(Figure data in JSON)
-- -- --

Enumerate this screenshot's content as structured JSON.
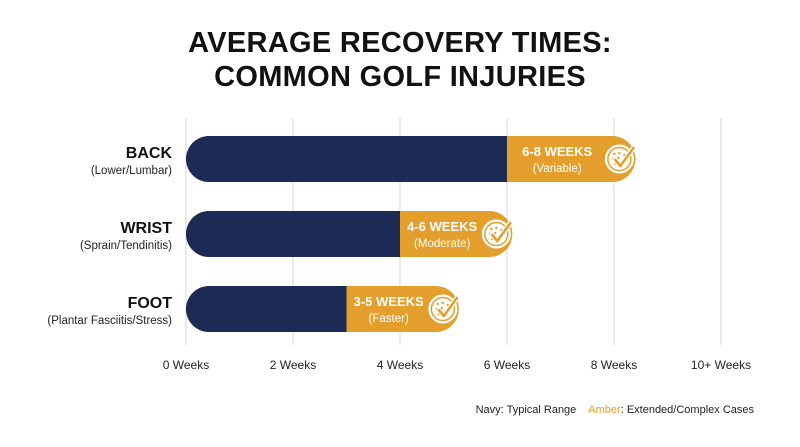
{
  "title_lines": [
    "AVERAGE RECOVERY TIMES:",
    "COMMON GOLF INJURIES"
  ],
  "legend": {
    "navy_label": "Navy: Typical Range",
    "amber_word": "Amber",
    "amber_rest": ": Extended/Complex Cases"
  },
  "colors": {
    "navy": "#1B2B55",
    "amber": "#E39E2B",
    "grid": "#D5D5D5",
    "text": "#111111"
  },
  "icon": "golf-ball-check-icon",
  "chart_data": {
    "type": "bar",
    "orientation": "horizontal",
    "stacked": true,
    "title": "AVERAGE RECOVERY TIMES: COMMON GOLF INJURIES",
    "x_ticks": [
      "0 Weeks",
      "2 Weeks",
      "4 Weeks",
      "6 Weeks",
      "8 Weeks",
      "10+ Weeks"
    ],
    "x_tick_values": [
      0,
      2,
      4,
      6,
      8,
      10
    ],
    "xlim": [
      0,
      10
    ],
    "grid": true,
    "legend_position": "bottom-right",
    "categories": [
      {
        "name": "BACK",
        "sub": "(Lower/Lumbar)",
        "typical": 6,
        "end": 8.4,
        "label": "6-8 WEEKS",
        "sublabel": "(Variable)"
      },
      {
        "name": "WRIST",
        "sub": "(Sprain/Tendinitis)",
        "typical": 4,
        "end": 6.1,
        "label": "4-6 WEEKS",
        "sublabel": "(Moderate)"
      },
      {
        "name": "FOOT",
        "sub": "(Plantar Fasciitis/Stress)",
        "typical": 3,
        "end": 5.1,
        "label": "3-5 WEEKS",
        "sublabel": "(Faster)"
      }
    ]
  }
}
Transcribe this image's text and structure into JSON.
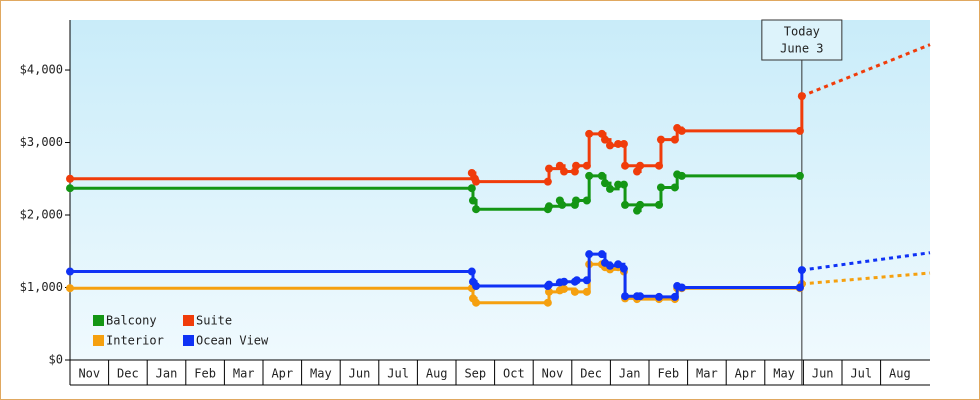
{
  "chart_data": {
    "type": "step-line",
    "categories": [
      "Nov",
      "Dec",
      "Jan",
      "Feb",
      "Mar",
      "Apr",
      "May",
      "Jun",
      "Jul",
      "Aug",
      "Sep",
      "Oct",
      "Nov",
      "Dec",
      "Jan",
      "Feb",
      "Mar",
      "Apr",
      "May",
      "Jun",
      "Jul",
      "Aug"
    ],
    "xlim": [
      0,
      22.28
    ],
    "ylim": [
      0,
      4690
    ],
    "yticks": [
      {
        "value": 0,
        "label": "$0"
      },
      {
        "value": 1000,
        "label": "$1,000"
      },
      {
        "value": 2000,
        "label": "$2,000"
      },
      {
        "value": 3000,
        "label": "$3,000"
      },
      {
        "value": 4000,
        "label": "$4,000"
      }
    ],
    "annotation": {
      "lines": [
        "Today",
        "June 3"
      ],
      "x": 18.96
    },
    "legend": "bottom-left",
    "series": [
      {
        "name": "Balcony",
        "color": "#149614",
        "x": [
          0,
          10.41,
          10.44,
          10.52,
          12.38,
          12.41,
          12.69,
          12.75,
          13.08,
          13.11,
          13.39,
          13.45,
          13.78,
          13.86,
          13.99,
          14.2,
          14.35,
          14.38,
          14.69,
          14.77,
          15.26,
          15.31,
          15.67,
          15.73,
          15.85,
          18.91
        ],
        "values": [
          2370,
          2370,
          2200,
          2080,
          2080,
          2120,
          2200,
          2140,
          2140,
          2200,
          2200,
          2540,
          2540,
          2440,
          2360,
          2420,
          2420,
          2140,
          2060,
          2140,
          2140,
          2380,
          2380,
          2560,
          2540,
          2540
        ]
      },
      {
        "name": "Suite",
        "color": "#f03c0a",
        "x": [
          0,
          10.41,
          10.49,
          10.52,
          12.38,
          12.41,
          12.69,
          12.8,
          13.08,
          13.11,
          13.39,
          13.45,
          13.78,
          13.86,
          13.99,
          14.2,
          14.35,
          14.38,
          14.69,
          14.77,
          15.26,
          15.31,
          15.67,
          15.73,
          15.85,
          18.91,
          18.96
        ],
        "values": [
          2500,
          2580,
          2500,
          2460,
          2460,
          2640,
          2680,
          2600,
          2600,
          2680,
          2680,
          3120,
          3120,
          3040,
          2960,
          2980,
          2980,
          2680,
          2600,
          2680,
          2680,
          3040,
          3040,
          3200,
          3160,
          3160,
          3640
        ],
        "projection": {
          "x": [
            18.96,
            22.28
          ],
          "values": [
            3640,
            4350
          ]
        }
      },
      {
        "name": "Interior",
        "color": "#f5a00f",
        "x": [
          0,
          10.41,
          10.44,
          10.52,
          12.38,
          12.41,
          12.69,
          12.8,
          13.08,
          13.39,
          13.45,
          13.78,
          13.86,
          13.99,
          14.2,
          14.35,
          14.38,
          14.69,
          15.26,
          15.67,
          15.73,
          15.85,
          18.91,
          18.96
        ],
        "values": [
          990,
          990,
          850,
          790,
          790,
          940,
          960,
          980,
          940,
          940,
          1320,
          1320,
          1280,
          1250,
          1280,
          1220,
          850,
          840,
          840,
          840,
          990,
          990,
          990,
          1050
        ],
        "projection": {
          "x": [
            18.96,
            22.28
          ],
          "values": [
            1050,
            1200
          ]
        }
      },
      {
        "name": "Ocean View",
        "color": "#0f32f5",
        "x": [
          0,
          10.41,
          10.44,
          10.52,
          12.38,
          12.41,
          12.69,
          12.8,
          13.08,
          13.13,
          13.39,
          13.45,
          13.78,
          13.86,
          13.99,
          14.2,
          14.35,
          14.38,
          14.69,
          14.77,
          15.26,
          15.67,
          15.73,
          15.85,
          18.91,
          18.96
        ],
        "values": [
          1220,
          1220,
          1080,
          1020,
          1020,
          1040,
          1070,
          1080,
          1080,
          1100,
          1100,
          1460,
          1460,
          1340,
          1300,
          1320,
          1260,
          880,
          880,
          880,
          870,
          870,
          1020,
          1000,
          1000,
          1240
        ],
        "projection": {
          "x": [
            18.96,
            22.28
          ],
          "values": [
            1240,
            1480
          ]
        }
      }
    ]
  }
}
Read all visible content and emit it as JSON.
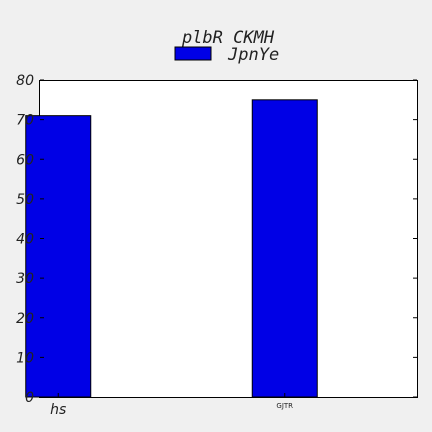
{
  "chart_data": {
    "type": "bar",
    "title": "plbR CKMH",
    "categories": [
      "hs",
      "GJTR"
    ],
    "series": [
      {
        "name": "JpnYe",
        "values": [
          71,
          75
        ],
        "color": "#0000e6"
      }
    ],
    "xlabel": "",
    "ylabel": "",
    "ylim": [
      0,
      80
    ],
    "yticks": [
      0,
      10,
      20,
      30,
      40,
      50,
      60,
      70,
      80
    ],
    "grid": false,
    "legend": "top-center"
  }
}
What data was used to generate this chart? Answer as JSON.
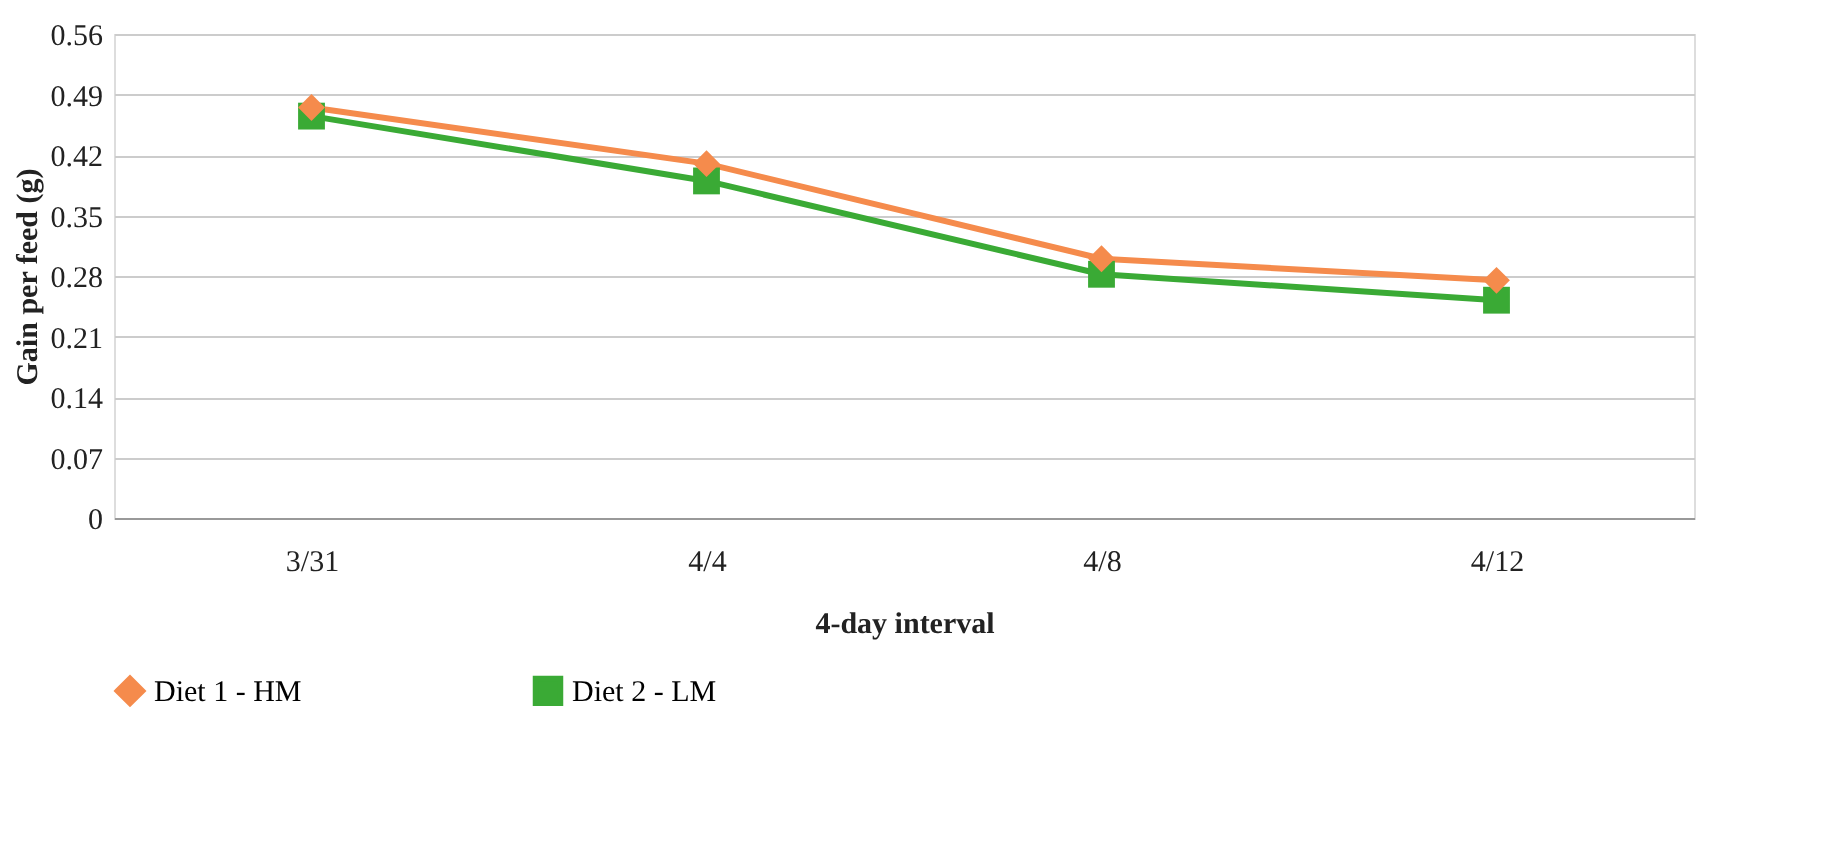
{
  "chart_data": {
    "type": "line",
    "xlabel": "4-day interval",
    "ylabel": "Gain per feed (g)",
    "categories": [
      "3/31",
      "4/4",
      "4/8",
      "4/12"
    ],
    "series": [
      {
        "name": "Diet 1 - HM",
        "color": "#f58b4c",
        "marker": "diamond",
        "values": [
          0.475,
          0.41,
          0.3,
          0.275
        ]
      },
      {
        "name": "Diet 2 - LM",
        "color": "#3aaa35",
        "marker": "square",
        "values": [
          0.465,
          0.39,
          0.282,
          0.252
        ]
      }
    ],
    "ylim": [
      0,
      0.56
    ],
    "yticks": [
      0,
      0.07,
      0.14,
      0.21,
      0.28,
      0.35,
      0.42,
      0.49,
      0.56
    ],
    "grid": "y",
    "legend": "bottom",
    "line_style": "solid"
  }
}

-- -- --

_TASK STATEMENT_
Your task is to copy the entries in full and exactly, without any images.

_OUTPUT OF THE EXERCISE_
Enumerate this screenshot's content as structured JSON.
{
  "title_lines": [
    "AVERAGE RECOVERY TIMES:",
    "COMMON GOLF INJURIES"
  ],
  "legend": {
    "navy_label": "Navy: Typical Range",
    "amber_word": "Amber",
    "amber_rest": ": Extended/Complex Cases"
  },
  "colors": {
    "navy": "#1B2B55",
    "amber": "#E39E2B",
    "grid": "#D5D5D5",
    "text": "#111111"
  },
  "icon": "golf-ball-check-icon",
  "chart_data": {
    "type": "bar",
    "orientation": "horizontal",
    "stacked": true,
    "title": "AVERAGE RECOVERY TIMES: COMMON GOLF INJURIES",
    "x_ticks": [
      "0 Weeks",
      "2 Weeks",
      "4 Weeks",
      "6 Weeks",
      "8 Weeks",
      "10+ Weeks"
    ],
    "x_tick_values": [
      0,
      2,
      4,
      6,
      8,
      10
    ],
    "xlim": [
      0,
      10
    ],
    "grid": true,
    "legend_position": "bottom-right",
    "categories": [
      {
        "name": "BACK",
        "sub": "(Lower/Lumbar)",
        "typical": 6,
        "end": 8.4,
        "label": "6-8 WEEKS",
        "sublabel": "(Variable)"
      },
      {
        "name": "WRIST",
        "sub": "(Sprain/Tendinitis)",
        "typical": 4,
        "end": 6.1,
        "label": "4-6 WEEKS",
        "sublabel": "(Moderate)"
      },
      {
        "name": "FOOT",
        "sub": "(Plantar Fasciitis/Stress)",
        "typical": 3,
        "end": 5.1,
        "label": "3-5 WEEKS",
        "sublabel": "(Faster)"
      }
    ]
  }
}
Transcribe this image's text and structure into JSON.
{
  "chart_data": {
    "type": "step-line",
    "categories": [
      "Nov",
      "Dec",
      "Jan",
      "Feb",
      "Mar",
      "Apr",
      "May",
      "Jun",
      "Jul",
      "Aug",
      "Sep",
      "Oct",
      "Nov",
      "Dec",
      "Jan",
      "Feb",
      "Mar",
      "Apr",
      "May",
      "Jun",
      "Jul",
      "Aug"
    ],
    "xlim": [
      0,
      22.28
    ],
    "ylim": [
      0,
      4690
    ],
    "yticks": [
      {
        "value": 0,
        "label": "$0"
      },
      {
        "value": 1000,
        "label": "$1,000"
      },
      {
        "value": 2000,
        "label": "$2,000"
      },
      {
        "value": 3000,
        "label": "$3,000"
      },
      {
        "value": 4000,
        "label": "$4,000"
      }
    ],
    "annotation": {
      "lines": [
        "Today",
        "June 3"
      ],
      "x": 18.96
    },
    "legend": "bottom-left",
    "series": [
      {
        "name": "Balcony",
        "color": "#149614",
        "x": [
          0,
          10.41,
          10.44,
          10.52,
          12.38,
          12.41,
          12.69,
          12.75,
          13.08,
          13.11,
          13.39,
          13.45,
          13.78,
          13.86,
          13.99,
          14.2,
          14.35,
          14.38,
          14.69,
          14.77,
          15.26,
          15.31,
          15.67,
          15.73,
          15.85,
          18.91
        ],
        "values": [
          2370,
          2370,
          2200,
          2080,
          2080,
          2120,
          2200,
          2140,
          2140,
          2200,
          2200,
          2540,
          2540,
          2440,
          2360,
          2420,
          2420,
          2140,
          2060,
          2140,
          2140,
          2380,
          2380,
          2560,
          2540,
          2540
        ]
      },
      {
        "name": "Suite",
        "color": "#f03c0a",
        "x": [
          0,
          10.41,
          10.49,
          10.52,
          12.38,
          12.41,
          12.69,
          12.8,
          13.08,
          13.11,
          13.39,
          13.45,
          13.78,
          13.86,
          13.99,
          14.2,
          14.35,
          14.38,
          14.69,
          14.77,
          15.26,
          15.31,
          15.67,
          15.73,
          15.85,
          18.91,
          18.96
        ],
        "values": [
          2500,
          2580,
          2500,
          2460,
          2460,
          2640,
          2680,
          2600,
          2600,
          2680,
          2680,
          3120,
          3120,
          3040,
          2960,
          2980,
          2980,
          2680,
          2600,
          2680,
          2680,
          3040,
          3040,
          3200,
          3160,
          3160,
          3640
        ],
        "projection": {
          "x": [
            18.96,
            22.28
          ],
          "values": [
            3640,
            4350
          ]
        }
      },
      {
        "name": "Interior",
        "color": "#f5a00f",
        "x": [
          0,
          10.41,
          10.44,
          10.52,
          12.38,
          12.41,
          12.69,
          12.8,
          13.08,
          13.39,
          13.45,
          13.78,
          13.86,
          13.99,
          14.2,
          14.35,
          14.38,
          14.69,
          15.26,
          15.67,
          15.73,
          15.85,
          18.91,
          18.96
        ],
        "values": [
          990,
          990,
          850,
          790,
          790,
          940,
          960,
          980,
          940,
          940,
          1320,
          1320,
          1280,
          1250,
          1280,
          1220,
          850,
          840,
          840,
          840,
          990,
          990,
          990,
          1050
        ],
        "projection": {
          "x": [
            18.96,
            22.28
          ],
          "values": [
            1050,
            1200
          ]
        }
      },
      {
        "name": "Ocean View",
        "color": "#0f32f5",
        "x": [
          0,
          10.41,
          10.44,
          10.52,
          12.38,
          12.41,
          12.69,
          12.8,
          13.08,
          13.13,
          13.39,
          13.45,
          13.78,
          13.86,
          13.99,
          14.2,
          14.35,
          14.38,
          14.69,
          14.77,
          15.26,
          15.67,
          15.73,
          15.85,
          18.91,
          18.96
        ],
        "values": [
          1220,
          1220,
          1080,
          1020,
          1020,
          1040,
          1070,
          1080,
          1080,
          1100,
          1100,
          1460,
          1460,
          1340,
          1300,
          1320,
          1260,
          880,
          880,
          880,
          870,
          870,
          1020,
          1000,
          1000,
          1240
        ],
        "projection": {
          "x": [
            18.96,
            22.28
          ],
          "values": [
            1240,
            1480
          ]
        }
      }
    ]
  }
}
Read all visible content and emit it as JSON.
{
  "chart_data": {
    "type": "bar",
    "title": "plbR CKMH",
    "categories": [
      "hs",
      "GJTR"
    ],
    "series": [
      {
        "name": "JpnYe",
        "values": [
          71,
          75
        ],
        "color": "#0000e6"
      }
    ],
    "xlabel": "",
    "ylabel": "",
    "ylim": [
      0,
      80
    ],
    "yticks": [
      0,
      10,
      20,
      30,
      40,
      50,
      60,
      70,
      80
    ],
    "grid": false,
    "legend": "top-center"
  }
}
What data was used to generate this chart? Answer as JSON.
{
  "chart_data": {
    "type": "line",
    "xlabel": "4-day interval",
    "ylabel": "Gain per feed (g)",
    "categories": [
      "3/31",
      "4/4",
      "4/8",
      "4/12"
    ],
    "series": [
      {
        "name": "Diet 1 - HM",
        "color": "#f58b4c",
        "marker": "diamond",
        "values": [
          0.475,
          0.41,
          0.3,
          0.275
        ]
      },
      {
        "name": "Diet 2 - LM",
        "color": "#3aaa35",
        "marker": "square",
        "values": [
          0.465,
          0.39,
          0.282,
          0.252
        ]
      }
    ],
    "ylim": [
      0,
      0.56
    ],
    "yticks": [
      0,
      0.07,
      0.14,
      0.21,
      0.28,
      0.35,
      0.42,
      0.49,
      0.56
    ],
    "grid": "y",
    "legend": "bottom",
    "line_style": "solid"
  }
}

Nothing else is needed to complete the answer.